■ Records shown:
########
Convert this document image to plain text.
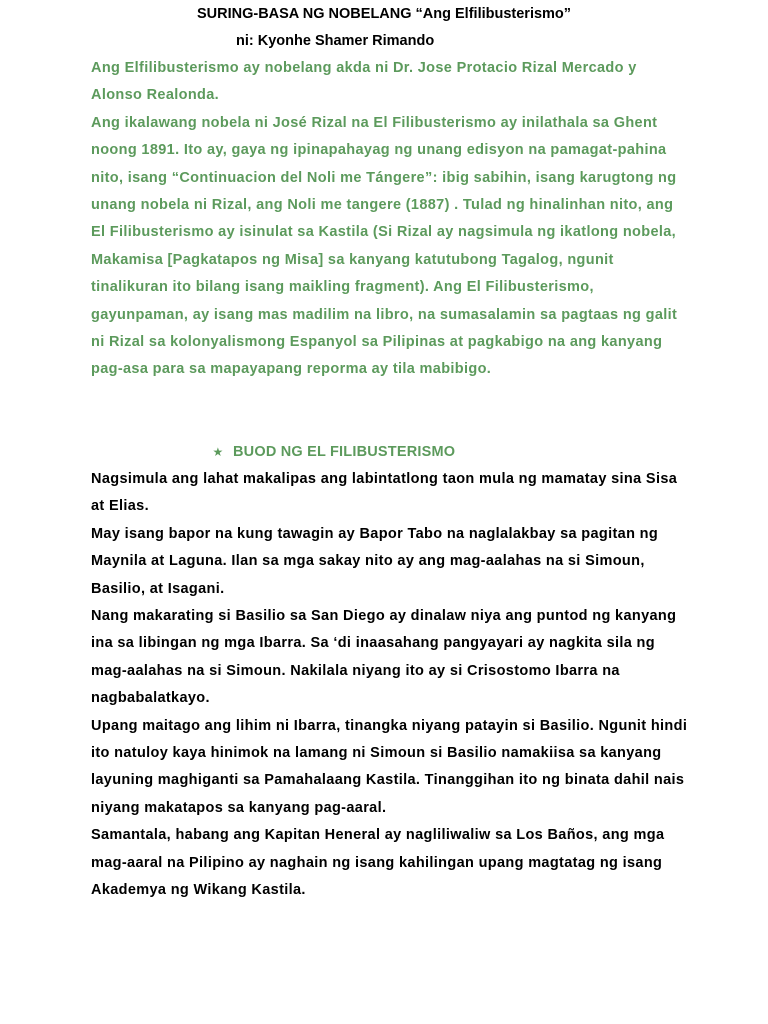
SURING-BASA NG NOBELANG “Ang Elfilibusterismo”
ni: Kyonhe Shamer Rimando

Ang Elfilibusterismo ay nobelang akda ni Dr. Jose Protacio Rizal Mercado y Alonso Realonda.

Ang ikalawang nobela ni José Rizal na El Filibusterismo ay inilathala sa Ghent noong 1891. Ito ay, gaya ng ipinapahayag ng unang edisyon na pamagat-pahina nito, isang “Continuacion del Noli me Tángere”: ibig sabihin, isang karugtong ng unang nobela ni Rizal, ang Noli me tangere (1887) . Tulad ng hinalinhan nito, ang El Filibusterismo ay isinulat sa Kastila (Si Rizal ay nagsimula ng ikatlong nobela, Makamisa [Pagkatapos ng Misa] sa kanyang katutubong Tagalog, ngunit tinalikuran ito bilang isang maikling fragment). Ang El Filibusterismo, gayunpaman, ay isang mas madilim na libro, na sumasalamin sa pagtaas ng galit ni Rizal sa kolonyalismong Espanyol sa Pilipinas at pagkabigo na ang kanyang pag-asa para sa mapayapang reporma ay tila mabibigo.

★ BUOD NG EL FILIBUSTERISMO

Nagsimula ang lahat makalipas ang labintatlong taon mula ng mamatay sina Sisa at Elias.

May isang bapor na kung tawagin ay Bapor Tabo na naglalakbay sa pagitan ng Maynila at Laguna. Ilan sa mga sakay nito ay ang mag-aalahas na si Simoun, Basilio, at Isagani.

Nang makarating si Basilio sa San Diego ay dinalaw niya ang puntod ng kanyang ina sa libingan ng mga Ibarra. Sa ‘di inaasahang pangyayari ay nagkita sila ng mag-aalahas na si Simoun. Nakilala niyang ito ay si Crisostomo Ibarra na nagbabalatkayo.

Upang maitago ang lihim ni Ibarra, tinangka niyang patayin si Basilio. Ngunit hindi ito natuloy kaya hinimok na lamang ni Simoun si Basilio namakiisa sa kanyang layuning maghiganti sa Pamahalaang Kastila. Tinanggihan ito ng binata dahil nais niyang makatapos sa kanyang pag-aaral.

Samantala, habang ang Kapitan Heneral ay nagliliwaliw sa Los Baños, ang mga mag-aaral na Pilipino ay naghain ng isang kahilingan upang magtatag ng isang Akademya ng Wikang Kastila.
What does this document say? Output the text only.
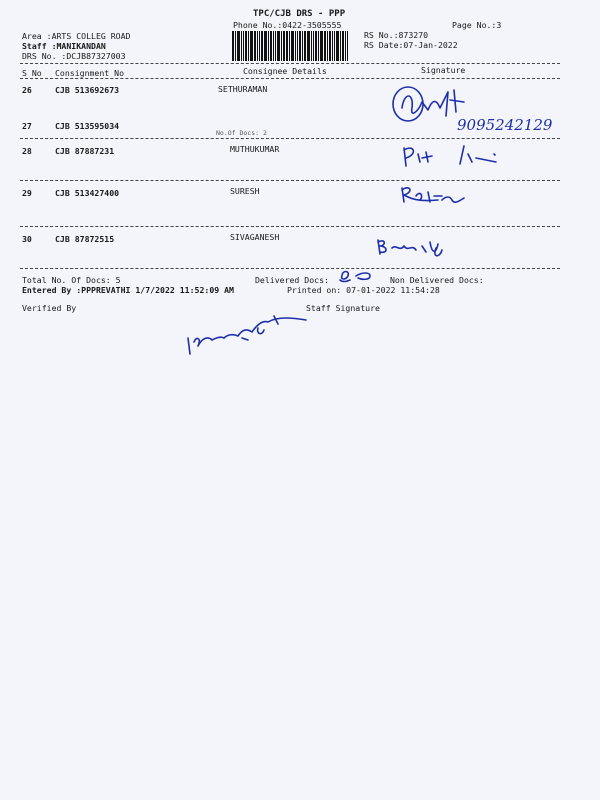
TPC/CJB DRS - PPP
Phone No.:0422-3505555	Page No.:3
Area :ARTS COLLEG ROAD
Staff :MANIKANDAN
DRS No. :DCJB87327003
RS No.:873270
RS Date:07-Jan-2022
S No Consignment No	Consignee Details	Signature
26	CJB 513692673	SETHURAMAN
27	CJB 513595034
No.Of Docs: 2
28	CJB 87887231	MUTHUKUMAR
29	CJB 513427400	SURESH
30	CJB 87872515	SIVAGANESH
Total No. Of Docs: 5	Delivered Docs:	Non Delivered Docs:
Entered By :PPPREVATHI 1/7/2022 11:52:09 AM	Printed on: 07-01-2022 11:54:28
Verified By	Staff Signature
9095242129
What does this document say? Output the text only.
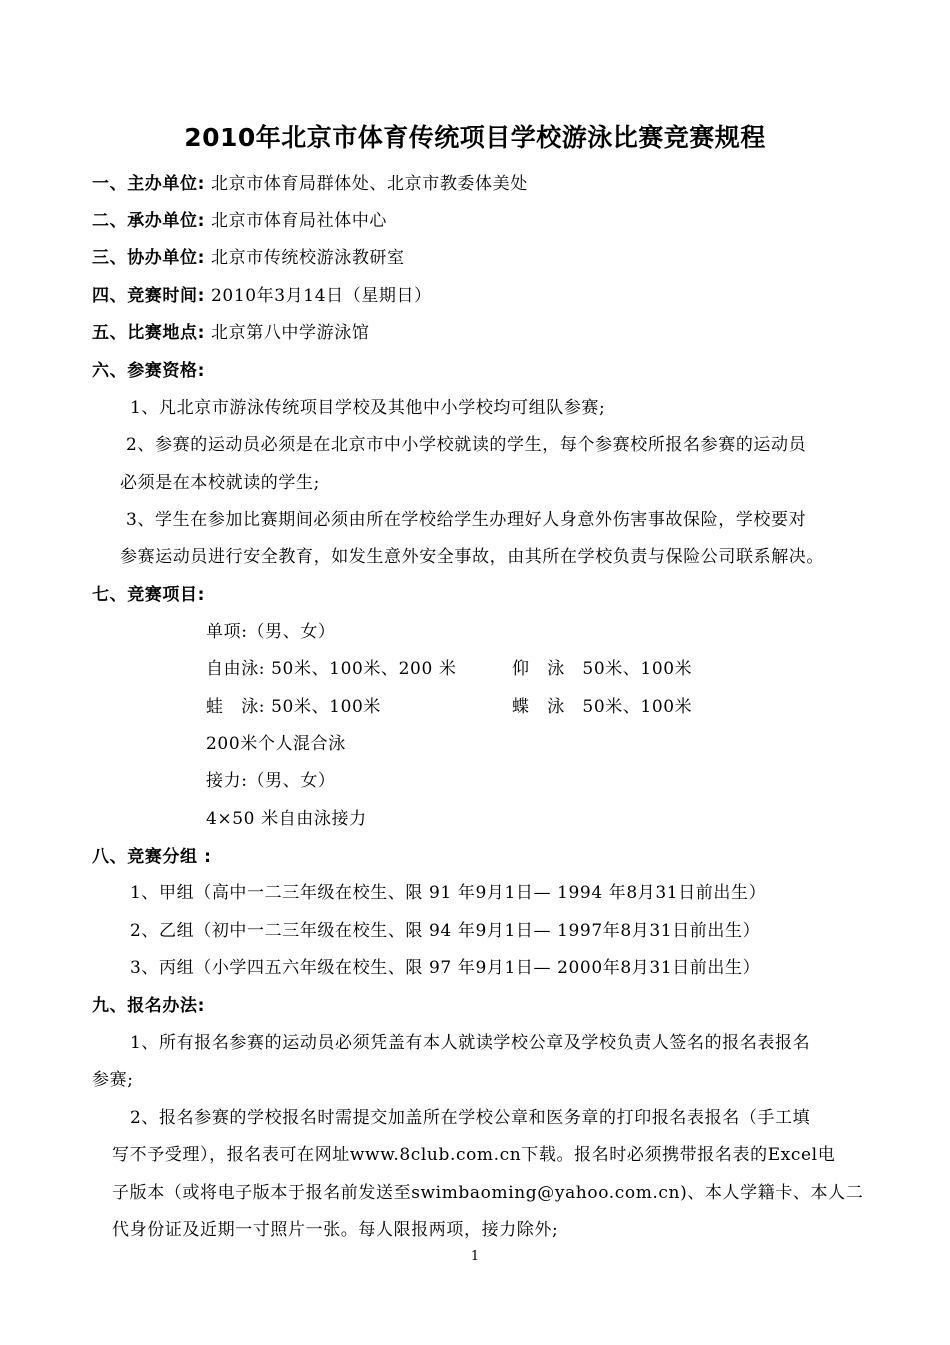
2010年北京市体育传统项目学校游泳比赛竞赛规程
一、主办单位: 北京市体育局群体处、北京市教委体美处
二、承办单位: 北京市体育局社体中心
三、协办单位: 北京市传统校游泳教研室
四、竞赛时间: 2010年3月14日（星期日）
五、比赛地点: 北京第八中学游泳馆
六、参赛资格:
1、凡北京市游泳传统项目学校及其他中小学校均可组队参赛;
2、参赛的运动员必须是在北京市中小学校就读的学生，每个参赛校所报名参赛的运动员
必须是在本校就读的学生;
3、学生在参加比赛期间必须由所在学校给学生办理好人身意外伤害事故保险，学校要对
参赛运动员进行安全教育，如发生意外安全事故，由其所在学校负责与保险公司联系解决。
七、竞赛项目:
单项:（男、女）
自由泳: 50米、100米、200 米	仰　泳　50米、100米
蛙　泳: 50米、100米	蝶　泳　50米、100米
200米个人混合泳
接力:（男、女）
4×50 米自由泳接力
八、竞赛分组 :
1、甲组（高中一二三年级在校生、限 91 年9月1日— 1994 年8月31日前出生）
2、乙组（初中一二三年级在校生、限 94 年9月1日— 1997年8月31日前出生）
3、丙组（小学四五六年级在校生、限 97 年9月1日— 2000年8月31日前出生）
九、报名办法:
1、所有报名参赛的运动员必须凭盖有本人就读学校公章及学校负责人签名的报名表报名
参赛;
2、报名参赛的学校报名时需提交加盖所在学校公章和医务章的打印报名表报名（手工填
写不予受理），报名表可在网址www.8club.com.cn下载。报名时必须携带报名表的Excel电
子版本（或将电子版本于报名前发送至swimbaoming@yahoo.com.cn)、本人学籍卡、本人二
代身份证及近期一寸照片一张。每人限报两项，接力除外;
1
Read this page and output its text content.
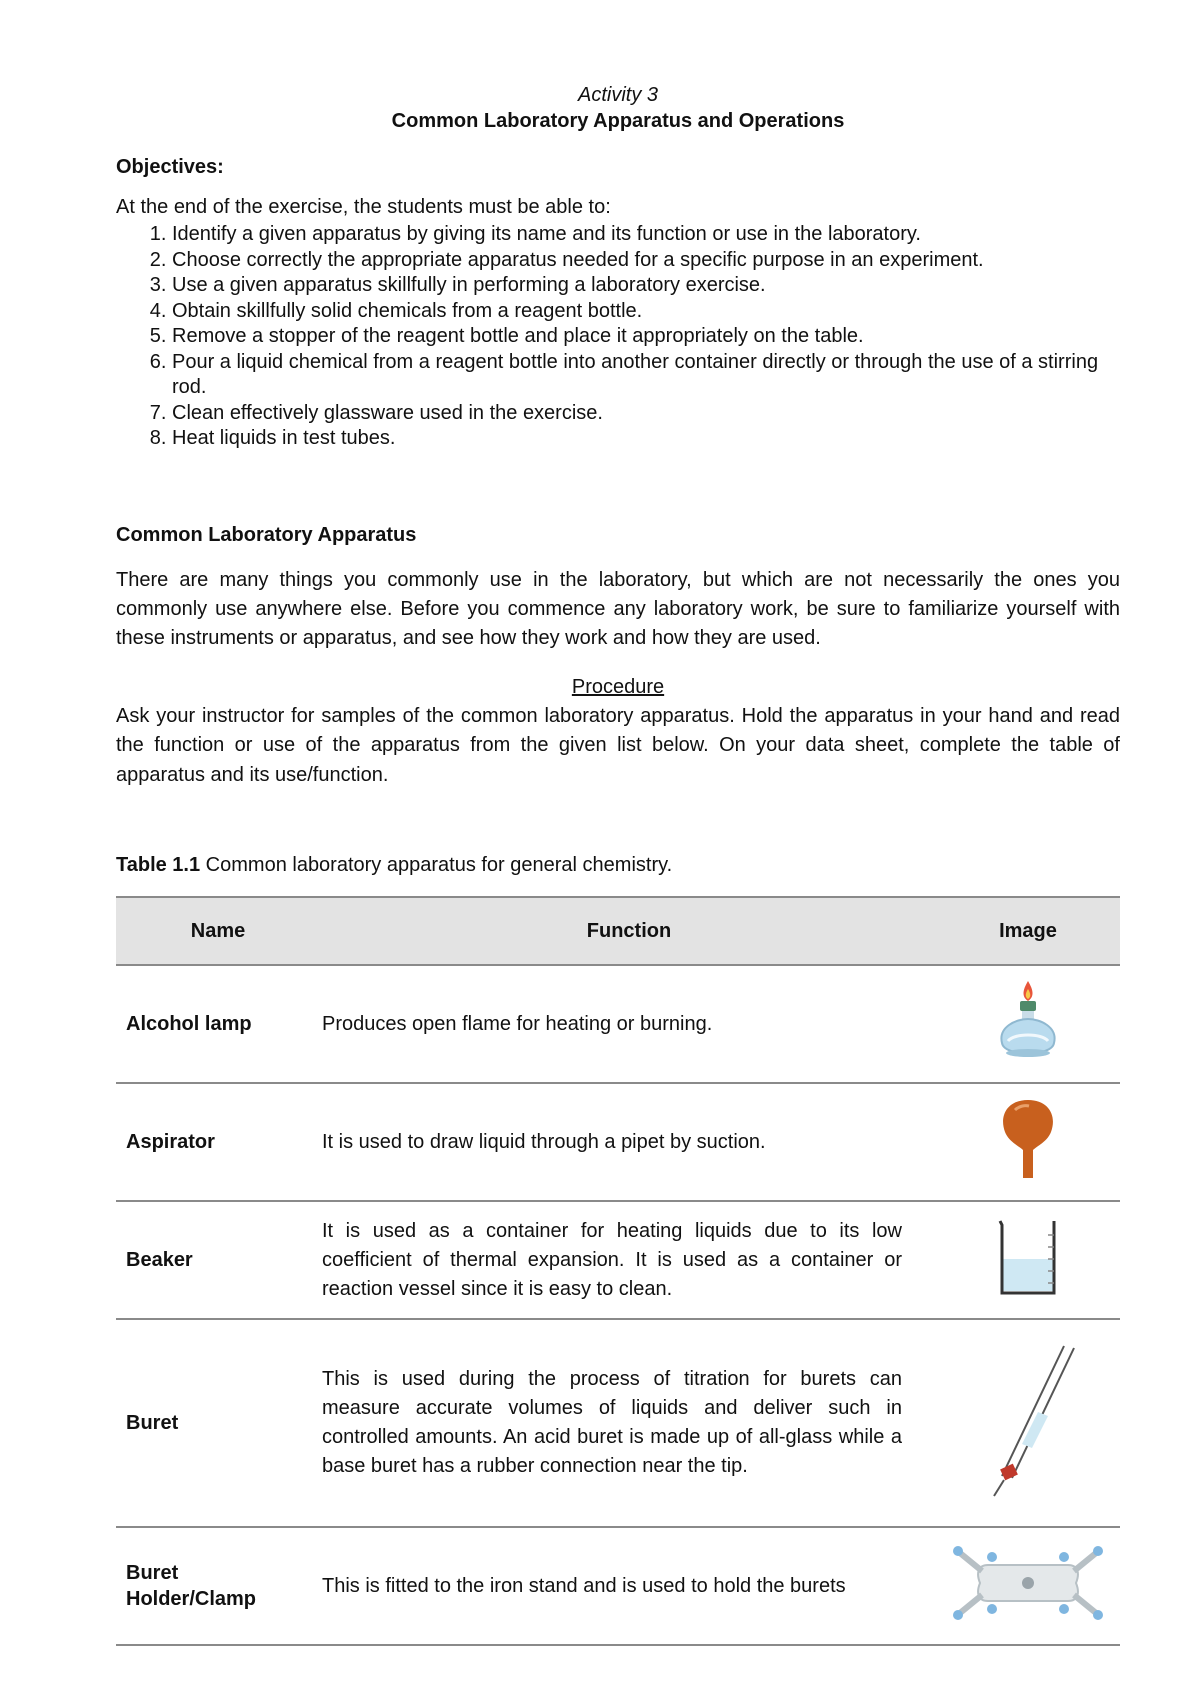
Activity 3

Common Laboratory Apparatus and Operations

Objectives:

At the end of the exercise, the students must be able to:

1. Identify a given apparatus by giving its name and its function or use in the laboratory.
2. Choose correctly the appropriate apparatus needed for a specific purpose in an experiment.
3. Use a given apparatus skillfully in performing a laboratory exercise.
4. Obtain skillfully solid chemicals from a reagent bottle.
5. Remove a stopper of the reagent bottle and place it appropriately on the table.
6. Pour a liquid chemical from a reagent bottle into another container directly or through the use of a stirring rod.
7. Clean effectively glassware used in the exercise.
8. Heat liquids in test tubes.

Common Laboratory Apparatus

There are many things you commonly use in the laboratory, but which are not necessarily the ones you commonly use anywhere else. Before you commence any laboratory work, be sure to familiarize yourself with these instruments or apparatus, and see how they work and how they are used.

Procedure

Ask your instructor for samples of the common laboratory apparatus. Hold the apparatus in your hand and read the function or use of the apparatus from the given list below. On your data sheet, complete the table of apparatus and its use/function.

Table 1.1 Common laboratory apparatus for general chemistry.

Name	Function	Image

Alcohol lamp	Produces open flame for heating or burning.	

Aspirator	It is used to draw liquid through a pipet by suction.	

Beaker	It is used as a container for heating liquids due to its low coefficient of thermal expansion. It is used as a container or reaction vessel since it is easy to clean.	

Buret	This is used during the process of titration for burets can measure accurate volumes of liquids and deliver such in controlled amounts. An acid buret is made up of all-glass while a base buret has a rubber connection near the tip.	

Buret
Holder/Clamp	This is fitted to the iron stand and is used to hold the burets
########
■ Short exercise:
Using the listing above, pull out all lines that hold the word "Staff".

■ Expected output:
Staff :MANIKANDAN
Verified By	Staff Signature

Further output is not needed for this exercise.